◆ Instructions for the task
Write out the entries below once more, exactly, with the pictures left out.

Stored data
════════
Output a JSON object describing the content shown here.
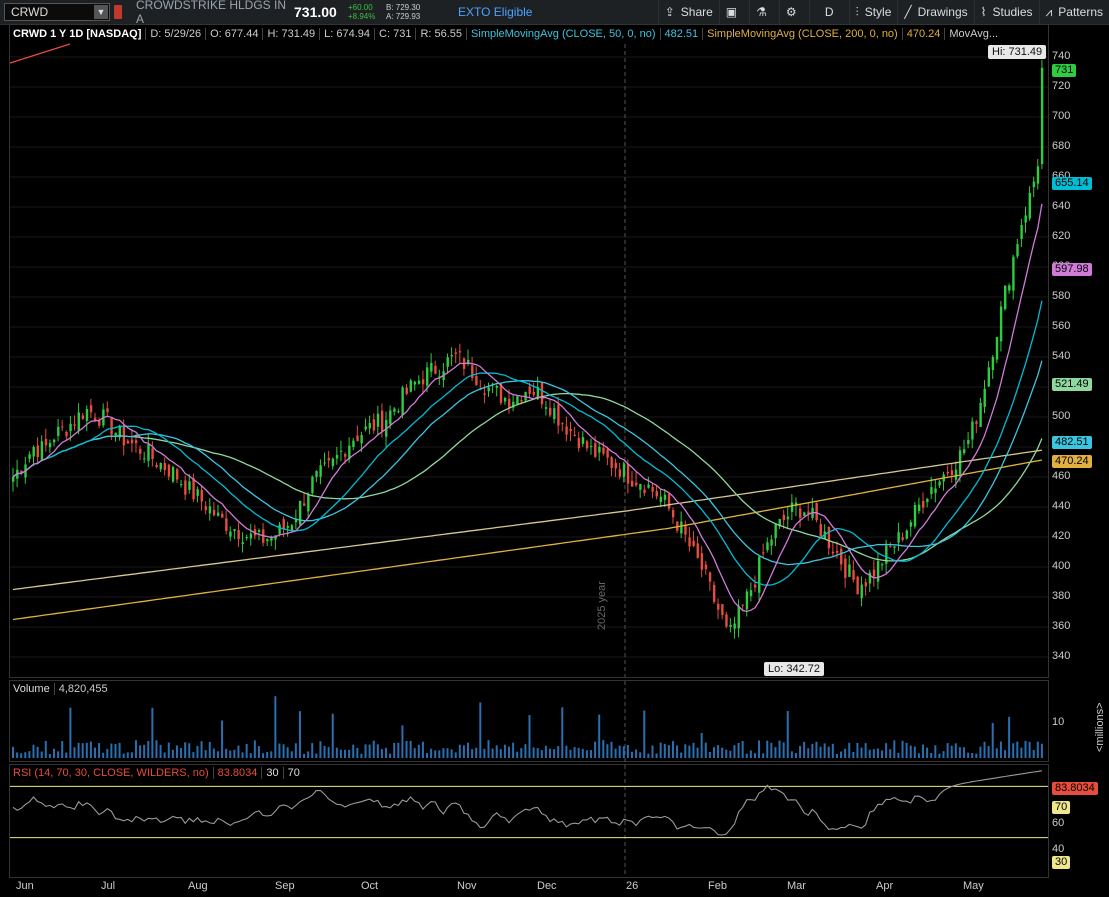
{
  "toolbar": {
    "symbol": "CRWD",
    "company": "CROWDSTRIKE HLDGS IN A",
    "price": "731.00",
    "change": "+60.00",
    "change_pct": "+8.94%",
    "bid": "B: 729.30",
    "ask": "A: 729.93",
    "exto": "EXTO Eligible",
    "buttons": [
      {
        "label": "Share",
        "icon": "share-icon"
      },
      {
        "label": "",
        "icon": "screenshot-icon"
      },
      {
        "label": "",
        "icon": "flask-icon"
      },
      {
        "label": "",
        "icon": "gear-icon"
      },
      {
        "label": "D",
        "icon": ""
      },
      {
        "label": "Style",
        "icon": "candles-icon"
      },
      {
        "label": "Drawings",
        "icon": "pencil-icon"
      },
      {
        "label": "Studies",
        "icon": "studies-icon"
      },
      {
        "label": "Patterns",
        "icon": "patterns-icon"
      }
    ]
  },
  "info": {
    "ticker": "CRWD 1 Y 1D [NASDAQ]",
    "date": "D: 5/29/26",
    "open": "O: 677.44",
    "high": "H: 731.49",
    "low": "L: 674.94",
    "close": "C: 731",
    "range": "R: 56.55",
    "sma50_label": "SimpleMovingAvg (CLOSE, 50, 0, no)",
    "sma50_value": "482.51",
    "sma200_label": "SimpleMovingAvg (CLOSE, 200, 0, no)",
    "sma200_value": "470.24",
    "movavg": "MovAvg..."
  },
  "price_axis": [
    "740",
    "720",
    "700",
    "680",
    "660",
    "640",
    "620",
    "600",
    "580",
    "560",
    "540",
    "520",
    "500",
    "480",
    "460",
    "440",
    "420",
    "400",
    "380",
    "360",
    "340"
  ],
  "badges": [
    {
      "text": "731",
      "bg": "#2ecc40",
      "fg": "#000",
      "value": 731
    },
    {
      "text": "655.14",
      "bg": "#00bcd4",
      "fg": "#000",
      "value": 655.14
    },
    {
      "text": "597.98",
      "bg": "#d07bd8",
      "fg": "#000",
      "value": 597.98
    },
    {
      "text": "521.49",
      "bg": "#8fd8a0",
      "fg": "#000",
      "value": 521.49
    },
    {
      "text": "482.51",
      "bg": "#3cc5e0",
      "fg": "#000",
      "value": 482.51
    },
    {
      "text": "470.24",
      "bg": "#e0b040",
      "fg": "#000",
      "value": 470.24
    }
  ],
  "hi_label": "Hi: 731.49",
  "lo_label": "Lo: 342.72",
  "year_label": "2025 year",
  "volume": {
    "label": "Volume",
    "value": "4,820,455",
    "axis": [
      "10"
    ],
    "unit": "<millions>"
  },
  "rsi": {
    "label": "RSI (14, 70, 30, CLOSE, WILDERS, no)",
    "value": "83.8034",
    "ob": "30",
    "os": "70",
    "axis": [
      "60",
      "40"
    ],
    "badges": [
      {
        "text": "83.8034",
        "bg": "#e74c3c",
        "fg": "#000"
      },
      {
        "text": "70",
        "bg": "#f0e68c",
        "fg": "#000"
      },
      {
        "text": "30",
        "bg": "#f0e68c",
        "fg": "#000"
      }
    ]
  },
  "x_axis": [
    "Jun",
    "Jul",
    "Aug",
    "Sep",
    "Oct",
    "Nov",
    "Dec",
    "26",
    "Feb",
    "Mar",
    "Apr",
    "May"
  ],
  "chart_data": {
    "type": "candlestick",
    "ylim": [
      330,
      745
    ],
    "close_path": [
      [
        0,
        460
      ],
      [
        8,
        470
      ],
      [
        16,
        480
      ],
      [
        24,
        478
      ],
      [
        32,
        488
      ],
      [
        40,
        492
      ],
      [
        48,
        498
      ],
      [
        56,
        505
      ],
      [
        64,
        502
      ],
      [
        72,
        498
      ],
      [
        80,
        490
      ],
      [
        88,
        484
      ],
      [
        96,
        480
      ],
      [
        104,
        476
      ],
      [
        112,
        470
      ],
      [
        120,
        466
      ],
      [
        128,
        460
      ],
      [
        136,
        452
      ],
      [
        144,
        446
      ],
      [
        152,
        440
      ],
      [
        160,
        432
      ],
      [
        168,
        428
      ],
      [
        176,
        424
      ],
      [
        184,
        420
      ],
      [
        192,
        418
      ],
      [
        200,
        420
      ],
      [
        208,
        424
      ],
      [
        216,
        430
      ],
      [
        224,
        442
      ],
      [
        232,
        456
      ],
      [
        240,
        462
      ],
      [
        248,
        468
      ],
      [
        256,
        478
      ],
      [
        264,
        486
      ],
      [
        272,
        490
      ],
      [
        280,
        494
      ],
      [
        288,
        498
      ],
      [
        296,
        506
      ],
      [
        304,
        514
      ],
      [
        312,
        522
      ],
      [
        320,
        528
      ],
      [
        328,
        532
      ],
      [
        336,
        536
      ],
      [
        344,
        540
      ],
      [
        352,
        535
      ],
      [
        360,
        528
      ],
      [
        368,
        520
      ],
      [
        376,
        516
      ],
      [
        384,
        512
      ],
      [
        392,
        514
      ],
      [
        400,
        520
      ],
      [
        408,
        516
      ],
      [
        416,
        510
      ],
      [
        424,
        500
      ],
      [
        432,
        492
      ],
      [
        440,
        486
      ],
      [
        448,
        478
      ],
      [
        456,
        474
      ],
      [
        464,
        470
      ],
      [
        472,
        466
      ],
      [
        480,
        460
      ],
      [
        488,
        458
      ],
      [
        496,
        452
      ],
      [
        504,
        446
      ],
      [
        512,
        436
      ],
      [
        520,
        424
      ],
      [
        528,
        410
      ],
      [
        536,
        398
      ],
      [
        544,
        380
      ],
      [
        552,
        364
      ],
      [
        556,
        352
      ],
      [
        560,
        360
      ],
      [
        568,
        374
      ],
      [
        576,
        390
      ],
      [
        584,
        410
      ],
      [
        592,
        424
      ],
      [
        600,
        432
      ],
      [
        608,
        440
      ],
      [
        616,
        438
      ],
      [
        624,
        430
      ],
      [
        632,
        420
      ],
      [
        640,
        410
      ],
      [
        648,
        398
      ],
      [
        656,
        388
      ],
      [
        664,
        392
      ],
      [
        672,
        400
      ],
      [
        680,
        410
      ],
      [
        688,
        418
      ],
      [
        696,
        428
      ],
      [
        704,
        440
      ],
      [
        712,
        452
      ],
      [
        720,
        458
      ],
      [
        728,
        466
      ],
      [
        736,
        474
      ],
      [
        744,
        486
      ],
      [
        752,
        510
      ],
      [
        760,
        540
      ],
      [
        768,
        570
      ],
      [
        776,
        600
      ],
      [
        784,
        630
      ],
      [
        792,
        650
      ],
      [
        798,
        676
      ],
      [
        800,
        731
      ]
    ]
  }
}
════════
◆ Correct answer
Output a JSON object describing the content shown here.
{
  "toolbar": {
    "symbol": "CRWD",
    "company": "CROWDSTRIKE HLDGS IN A",
    "price": "731.00",
    "change": "+60.00",
    "change_pct": "+8.94%",
    "bid": "B: 729.30",
    "ask": "A: 729.93",
    "exto": "EXTO Eligible",
    "buttons": [
      {
        "label": "Share",
        "icon": "share-icon"
      },
      {
        "label": "",
        "icon": "screenshot-icon"
      },
      {
        "label": "",
        "icon": "flask-icon"
      },
      {
        "label": "",
        "icon": "gear-icon"
      },
      {
        "label": "D",
        "icon": ""
      },
      {
        "label": "Style",
        "icon": "candles-icon"
      },
      {
        "label": "Drawings",
        "icon": "pencil-icon"
      },
      {
        "label": "Studies",
        "icon": "studies-icon"
      },
      {
        "label": "Patterns",
        "icon": "patterns-icon"
      }
    ]
  },
  "info": {
    "ticker": "CRWD 1 Y 1D [NASDAQ]",
    "date": "D: 5/29/26",
    "open": "O: 677.44",
    "high": "H: 731.49",
    "low": "L: 674.94",
    "close": "C: 731",
    "range": "R: 56.55",
    "sma50_label": "SimpleMovingAvg (CLOSE, 50, 0, no)",
    "sma50_value": "482.51",
    "sma200_label": "SimpleMovingAvg (CLOSE, 200, 0, no)",
    "sma200_value": "470.24",
    "movavg": "MovAvg..."
  },
  "price_axis": [
    "740",
    "720",
    "700",
    "680",
    "660",
    "640",
    "620",
    "600",
    "580",
    "560",
    "540",
    "520",
    "500",
    "480",
    "460",
    "440",
    "420",
    "400",
    "380",
    "360",
    "340"
  ],
  "badges": [
    {
      "text": "731",
      "bg": "#2ecc40",
      "fg": "#000",
      "value": 731
    },
    {
      "text": "655.14",
      "bg": "#00bcd4",
      "fg": "#000",
      "value": 655.14
    },
    {
      "text": "597.98",
      "bg": "#d07bd8",
      "fg": "#000",
      "value": 597.98
    },
    {
      "text": "521.49",
      "bg": "#8fd8a0",
      "fg": "#000",
      "value": 521.49
    },
    {
      "text": "482.51",
      "bg": "#3cc5e0",
      "fg": "#000",
      "value": 482.51
    },
    {
      "text": "470.24",
      "bg": "#e0b040",
      "fg": "#000",
      "value": 470.24
    }
  ],
  "hi_label": "Hi: 731.49",
  "lo_label": "Lo: 342.72",
  "year_label": "2025 year",
  "volume": {
    "label": "Volume",
    "value": "4,820,455",
    "axis": [
      "10"
    ],
    "unit": "<millions>"
  },
  "rsi": {
    "label": "RSI (14, 70, 30, CLOSE, WILDERS, no)",
    "value": "83.8034",
    "ob": "30",
    "os": "70",
    "axis": [
      "60",
      "40"
    ],
    "badges": [
      {
        "text": "83.8034",
        "bg": "#e74c3c",
        "fg": "#000"
      },
      {
        "text": "70",
        "bg": "#f0e68c",
        "fg": "#000"
      },
      {
        "text": "30",
        "bg": "#f0e68c",
        "fg": "#000"
      }
    ]
  },
  "x_axis": [
    "Jun",
    "Jul",
    "Aug",
    "Sep",
    "Oct",
    "Nov",
    "Dec",
    "26",
    "Feb",
    "Mar",
    "Apr",
    "May"
  ],
  "chart_data": {
    "type": "candlestick",
    "ylim": [
      330,
      745
    ],
    "close_path": [
      [
        0,
        460
      ],
      [
        8,
        470
      ],
      [
        16,
        480
      ],
      [
        24,
        478
      ],
      [
        32,
        488
      ],
      [
        40,
        492
      ],
      [
        48,
        498
      ],
      [
        56,
        505
      ],
      [
        64,
        502
      ],
      [
        72,
        498
      ],
      [
        80,
        490
      ],
      [
        88,
        484
      ],
      [
        96,
        480
      ],
      [
        104,
        476
      ],
      [
        112,
        470
      ],
      [
        120,
        466
      ],
      [
        128,
        460
      ],
      [
        136,
        452
      ],
      [
        144,
        446
      ],
      [
        152,
        440
      ],
      [
        160,
        432
      ],
      [
        168,
        428
      ],
      [
        176,
        424
      ],
      [
        184,
        420
      ],
      [
        192,
        418
      ],
      [
        200,
        420
      ],
      [
        208,
        424
      ],
      [
        216,
        430
      ],
      [
        224,
        442
      ],
      [
        232,
        456
      ],
      [
        240,
        462
      ],
      [
        248,
        468
      ],
      [
        256,
        478
      ],
      [
        264,
        486
      ],
      [
        272,
        490
      ],
      [
        280,
        494
      ],
      [
        288,
        498
      ],
      [
        296,
        506
      ],
      [
        304,
        514
      ],
      [
        312,
        522
      ],
      [
        320,
        528
      ],
      [
        328,
        532
      ],
      [
        336,
        536
      ],
      [
        344,
        540
      ],
      [
        352,
        535
      ],
      [
        360,
        528
      ],
      [
        368,
        520
      ],
      [
        376,
        516
      ],
      [
        384,
        512
      ],
      [
        392,
        514
      ],
      [
        400,
        520
      ],
      [
        408,
        516
      ],
      [
        416,
        510
      ],
      [
        424,
        500
      ],
      [
        432,
        492
      ],
      [
        440,
        486
      ],
      [
        448,
        478
      ],
      [
        456,
        474
      ],
      [
        464,
        470
      ],
      [
        472,
        466
      ],
      [
        480,
        460
      ],
      [
        488,
        458
      ],
      [
        496,
        452
      ],
      [
        504,
        446
      ],
      [
        512,
        436
      ],
      [
        520,
        424
      ],
      [
        528,
        410
      ],
      [
        536,
        398
      ],
      [
        544,
        380
      ],
      [
        552,
        364
      ],
      [
        556,
        352
      ],
      [
        560,
        360
      ],
      [
        568,
        374
      ],
      [
        576,
        390
      ],
      [
        584,
        410
      ],
      [
        592,
        424
      ],
      [
        600,
        432
      ],
      [
        608,
        440
      ],
      [
        616,
        438
      ],
      [
        624,
        430
      ],
      [
        632,
        420
      ],
      [
        640,
        410
      ],
      [
        648,
        398
      ],
      [
        656,
        388
      ],
      [
        664,
        392
      ],
      [
        672,
        400
      ],
      [
        680,
        410
      ],
      [
        688,
        418
      ],
      [
        696,
        428
      ],
      [
        704,
        440
      ],
      [
        712,
        452
      ],
      [
        720,
        458
      ],
      [
        728,
        466
      ],
      [
        736,
        474
      ],
      [
        744,
        486
      ],
      [
        752,
        510
      ],
      [
        760,
        540
      ],
      [
        768,
        570
      ],
      [
        776,
        600
      ],
      [
        784,
        630
      ],
      [
        792,
        650
      ],
      [
        798,
        676
      ],
      [
        800,
        731
      ]
    ]
  }
}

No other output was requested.